▶ **ZUR AUFGABE**: Nennen Sie sämtliche Personen, die im folgenden Interview mit Namen erwähnt werden.

----- TEXTAUSZUG

Nachtleben, 19.11.2008 – Interview
Die MURDER JUNKIES sind so etwas wie das „Last House on the Left“ des Punk. Ursprünglich als Backing-Band des berüchtigten Sängers G.G. Allin gegründet, der sein Publikum verprügelte, es mit Exkrementen beschmierte oder sich mit einer abgebrochenen Bierflasche selbst verstümmelte, sind die Amerikaner seit dem Tod ihres legendären Frontmanns 1993 längst nicht mehr „nur“ dessen Band. Sie sind eine der letzten bedeutenden Gruppen, die sich nicht in politisch korrekten Gefilden bewegt, sondern die ursprüngliche Bedeutung des Punks aufgreift und sich mit verbalen Attacken gegen alles und jeden richtet. „I’m your Enemy“ prangt in großen Lettern auf einem Shirt der Band und beschreibt recht genau deren Einstellung.
Momentan sind die MURDER JUNKIES auf Deutschland-Tour. Nach der Show im Nachtleben führten wir ein Interview mit dem Bassisten Merle Allin und dem Drummer Dino Sex, der seine Konzerte stets nackt bestreitet.
Hi Merle, hi Dino. Schön, euch wieder mal auf deutschen Bühnen zu sehen.
Dino: Du siehst aus wie Rick Wakeman von Yes!
Hmpf, das ist wohl mein Schicksal, ständig halten mich die Leute für irgend jemanden, den sie kennen. In letzter Zeit kamen gleich zwei Leute zu mir und haben mich gefragt, ob ich der Sänger von Cliteater sei.
Dino: Das ist cool.
Dies ist bereits eure dritte Europa-Tour und auch der dritte Sänger, den ihr präsentiert. Was ist mit den anderen Sängern geschehen?

----------
----- AUSZUG DER DATENSÄTZE

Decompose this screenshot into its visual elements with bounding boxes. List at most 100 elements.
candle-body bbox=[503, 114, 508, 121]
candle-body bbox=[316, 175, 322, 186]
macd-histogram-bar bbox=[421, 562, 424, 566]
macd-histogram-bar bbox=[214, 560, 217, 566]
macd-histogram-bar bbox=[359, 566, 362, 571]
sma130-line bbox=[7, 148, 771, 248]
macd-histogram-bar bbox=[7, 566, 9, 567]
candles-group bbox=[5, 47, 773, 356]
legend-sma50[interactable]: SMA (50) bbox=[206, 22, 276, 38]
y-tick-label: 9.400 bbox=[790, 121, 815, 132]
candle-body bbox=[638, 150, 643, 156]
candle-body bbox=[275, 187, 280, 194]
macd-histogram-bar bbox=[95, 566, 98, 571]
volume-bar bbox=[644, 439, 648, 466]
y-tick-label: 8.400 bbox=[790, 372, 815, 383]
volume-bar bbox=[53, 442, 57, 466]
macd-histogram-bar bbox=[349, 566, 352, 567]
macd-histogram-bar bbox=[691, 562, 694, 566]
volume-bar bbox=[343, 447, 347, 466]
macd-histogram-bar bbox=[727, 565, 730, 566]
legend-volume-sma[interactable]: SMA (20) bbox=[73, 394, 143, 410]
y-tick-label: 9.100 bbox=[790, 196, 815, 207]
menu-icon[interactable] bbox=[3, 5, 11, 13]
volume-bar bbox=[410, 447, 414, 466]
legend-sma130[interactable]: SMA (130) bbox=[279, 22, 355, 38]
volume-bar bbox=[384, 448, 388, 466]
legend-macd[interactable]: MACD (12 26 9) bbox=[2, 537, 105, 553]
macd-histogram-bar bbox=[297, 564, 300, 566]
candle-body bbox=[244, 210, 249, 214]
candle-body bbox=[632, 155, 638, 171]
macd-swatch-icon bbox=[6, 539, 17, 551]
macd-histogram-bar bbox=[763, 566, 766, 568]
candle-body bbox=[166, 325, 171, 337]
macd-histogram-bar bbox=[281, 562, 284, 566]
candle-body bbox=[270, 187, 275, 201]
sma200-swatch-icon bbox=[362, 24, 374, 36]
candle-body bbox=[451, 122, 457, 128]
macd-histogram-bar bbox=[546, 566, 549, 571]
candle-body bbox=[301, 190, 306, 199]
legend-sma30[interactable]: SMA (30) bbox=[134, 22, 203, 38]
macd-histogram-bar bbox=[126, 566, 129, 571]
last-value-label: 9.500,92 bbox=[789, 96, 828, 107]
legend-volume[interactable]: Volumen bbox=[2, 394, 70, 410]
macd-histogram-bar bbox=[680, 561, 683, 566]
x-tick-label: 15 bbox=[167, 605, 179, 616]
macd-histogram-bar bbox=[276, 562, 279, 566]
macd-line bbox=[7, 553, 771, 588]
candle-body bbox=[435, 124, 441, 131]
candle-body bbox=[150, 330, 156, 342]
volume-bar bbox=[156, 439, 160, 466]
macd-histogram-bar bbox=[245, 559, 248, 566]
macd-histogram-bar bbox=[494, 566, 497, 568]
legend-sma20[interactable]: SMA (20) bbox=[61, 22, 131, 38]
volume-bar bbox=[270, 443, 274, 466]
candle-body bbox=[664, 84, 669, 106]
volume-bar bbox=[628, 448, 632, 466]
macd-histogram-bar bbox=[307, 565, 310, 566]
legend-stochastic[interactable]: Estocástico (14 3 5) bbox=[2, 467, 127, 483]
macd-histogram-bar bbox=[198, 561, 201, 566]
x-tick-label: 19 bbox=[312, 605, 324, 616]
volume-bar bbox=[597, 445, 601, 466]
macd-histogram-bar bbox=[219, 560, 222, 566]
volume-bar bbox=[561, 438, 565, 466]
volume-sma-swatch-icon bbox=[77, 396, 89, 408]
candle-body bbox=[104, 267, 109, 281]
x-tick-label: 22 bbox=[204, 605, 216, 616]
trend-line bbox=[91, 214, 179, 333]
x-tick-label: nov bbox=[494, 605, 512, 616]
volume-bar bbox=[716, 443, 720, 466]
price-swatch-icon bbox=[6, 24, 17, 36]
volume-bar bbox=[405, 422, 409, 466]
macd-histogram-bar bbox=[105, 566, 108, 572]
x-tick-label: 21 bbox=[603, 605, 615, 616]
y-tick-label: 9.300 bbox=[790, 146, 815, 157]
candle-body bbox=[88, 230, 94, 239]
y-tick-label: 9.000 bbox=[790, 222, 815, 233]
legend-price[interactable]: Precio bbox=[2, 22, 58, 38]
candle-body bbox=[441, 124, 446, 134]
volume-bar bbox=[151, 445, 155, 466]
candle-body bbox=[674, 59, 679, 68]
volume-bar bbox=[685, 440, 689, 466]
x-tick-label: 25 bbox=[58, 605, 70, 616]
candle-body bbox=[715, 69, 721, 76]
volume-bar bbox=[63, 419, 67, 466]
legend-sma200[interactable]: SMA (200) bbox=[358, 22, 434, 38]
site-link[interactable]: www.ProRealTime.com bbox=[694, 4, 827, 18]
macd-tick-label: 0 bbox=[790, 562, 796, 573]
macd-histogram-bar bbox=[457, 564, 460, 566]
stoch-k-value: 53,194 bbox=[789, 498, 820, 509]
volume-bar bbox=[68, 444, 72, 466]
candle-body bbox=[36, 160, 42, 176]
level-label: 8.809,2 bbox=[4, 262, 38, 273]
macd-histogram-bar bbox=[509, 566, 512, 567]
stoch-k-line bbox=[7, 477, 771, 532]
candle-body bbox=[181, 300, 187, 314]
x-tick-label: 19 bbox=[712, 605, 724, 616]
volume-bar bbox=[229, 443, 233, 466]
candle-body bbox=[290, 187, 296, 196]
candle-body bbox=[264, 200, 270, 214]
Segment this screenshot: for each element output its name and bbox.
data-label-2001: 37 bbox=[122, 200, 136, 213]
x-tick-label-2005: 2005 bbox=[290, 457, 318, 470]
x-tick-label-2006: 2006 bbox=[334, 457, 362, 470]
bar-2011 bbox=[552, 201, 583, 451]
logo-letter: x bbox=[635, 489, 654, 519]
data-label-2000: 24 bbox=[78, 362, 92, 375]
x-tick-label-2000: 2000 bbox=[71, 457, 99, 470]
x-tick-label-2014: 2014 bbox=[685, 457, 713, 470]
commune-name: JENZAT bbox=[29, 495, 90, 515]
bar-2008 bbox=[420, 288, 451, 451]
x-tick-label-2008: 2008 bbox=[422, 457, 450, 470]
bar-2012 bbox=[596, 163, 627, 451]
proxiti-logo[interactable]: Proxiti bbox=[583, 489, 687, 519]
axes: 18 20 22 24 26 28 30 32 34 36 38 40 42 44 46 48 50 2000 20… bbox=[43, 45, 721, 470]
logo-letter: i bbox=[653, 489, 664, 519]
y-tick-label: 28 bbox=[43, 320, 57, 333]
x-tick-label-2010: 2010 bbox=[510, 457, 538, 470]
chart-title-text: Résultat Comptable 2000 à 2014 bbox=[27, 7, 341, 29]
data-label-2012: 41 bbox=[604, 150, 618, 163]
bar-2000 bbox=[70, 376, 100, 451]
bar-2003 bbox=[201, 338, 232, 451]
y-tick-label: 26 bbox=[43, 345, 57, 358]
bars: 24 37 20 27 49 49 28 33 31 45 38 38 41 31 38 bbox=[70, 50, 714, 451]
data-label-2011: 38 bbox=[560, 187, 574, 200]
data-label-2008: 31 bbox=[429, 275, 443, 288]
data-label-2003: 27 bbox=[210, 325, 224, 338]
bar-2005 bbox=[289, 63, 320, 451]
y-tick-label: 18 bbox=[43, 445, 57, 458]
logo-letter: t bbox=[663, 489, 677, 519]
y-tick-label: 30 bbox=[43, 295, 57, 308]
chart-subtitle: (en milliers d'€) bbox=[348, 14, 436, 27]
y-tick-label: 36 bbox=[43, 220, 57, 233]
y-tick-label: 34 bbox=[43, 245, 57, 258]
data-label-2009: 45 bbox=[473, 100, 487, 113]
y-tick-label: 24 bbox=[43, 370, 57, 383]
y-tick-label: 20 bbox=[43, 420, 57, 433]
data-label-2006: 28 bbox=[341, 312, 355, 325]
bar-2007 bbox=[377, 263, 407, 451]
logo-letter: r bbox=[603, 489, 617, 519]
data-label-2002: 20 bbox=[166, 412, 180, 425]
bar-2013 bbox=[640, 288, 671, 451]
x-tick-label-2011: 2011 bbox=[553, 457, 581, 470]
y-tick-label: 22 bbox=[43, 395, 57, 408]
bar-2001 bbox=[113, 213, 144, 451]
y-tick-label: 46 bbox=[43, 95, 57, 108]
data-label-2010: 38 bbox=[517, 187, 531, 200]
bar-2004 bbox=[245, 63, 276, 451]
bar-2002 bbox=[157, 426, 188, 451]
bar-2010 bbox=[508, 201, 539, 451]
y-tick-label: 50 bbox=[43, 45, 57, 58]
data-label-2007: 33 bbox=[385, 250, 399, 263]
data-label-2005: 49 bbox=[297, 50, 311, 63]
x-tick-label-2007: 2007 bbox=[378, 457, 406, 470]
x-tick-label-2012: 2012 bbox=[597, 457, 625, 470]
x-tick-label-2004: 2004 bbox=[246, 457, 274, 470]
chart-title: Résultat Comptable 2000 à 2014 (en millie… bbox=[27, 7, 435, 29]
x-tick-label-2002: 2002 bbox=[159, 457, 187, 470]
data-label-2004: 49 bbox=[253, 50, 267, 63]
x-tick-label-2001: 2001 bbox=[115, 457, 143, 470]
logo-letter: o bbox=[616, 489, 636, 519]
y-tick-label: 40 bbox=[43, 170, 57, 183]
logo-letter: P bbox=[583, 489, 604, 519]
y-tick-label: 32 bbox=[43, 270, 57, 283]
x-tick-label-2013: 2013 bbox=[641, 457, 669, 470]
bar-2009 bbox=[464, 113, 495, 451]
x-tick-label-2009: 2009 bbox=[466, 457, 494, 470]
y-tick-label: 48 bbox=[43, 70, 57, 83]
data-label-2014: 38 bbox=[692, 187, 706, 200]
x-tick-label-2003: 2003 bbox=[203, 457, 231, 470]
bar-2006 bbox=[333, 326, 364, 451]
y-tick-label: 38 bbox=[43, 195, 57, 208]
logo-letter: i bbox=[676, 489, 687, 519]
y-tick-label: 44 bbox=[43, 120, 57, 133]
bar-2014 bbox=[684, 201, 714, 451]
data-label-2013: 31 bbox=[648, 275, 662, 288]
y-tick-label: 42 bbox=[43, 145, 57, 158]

----------

▶ **LÖSUNG**: G.G. Allin, Merle Allin, Dino Sex, Rick Wakeman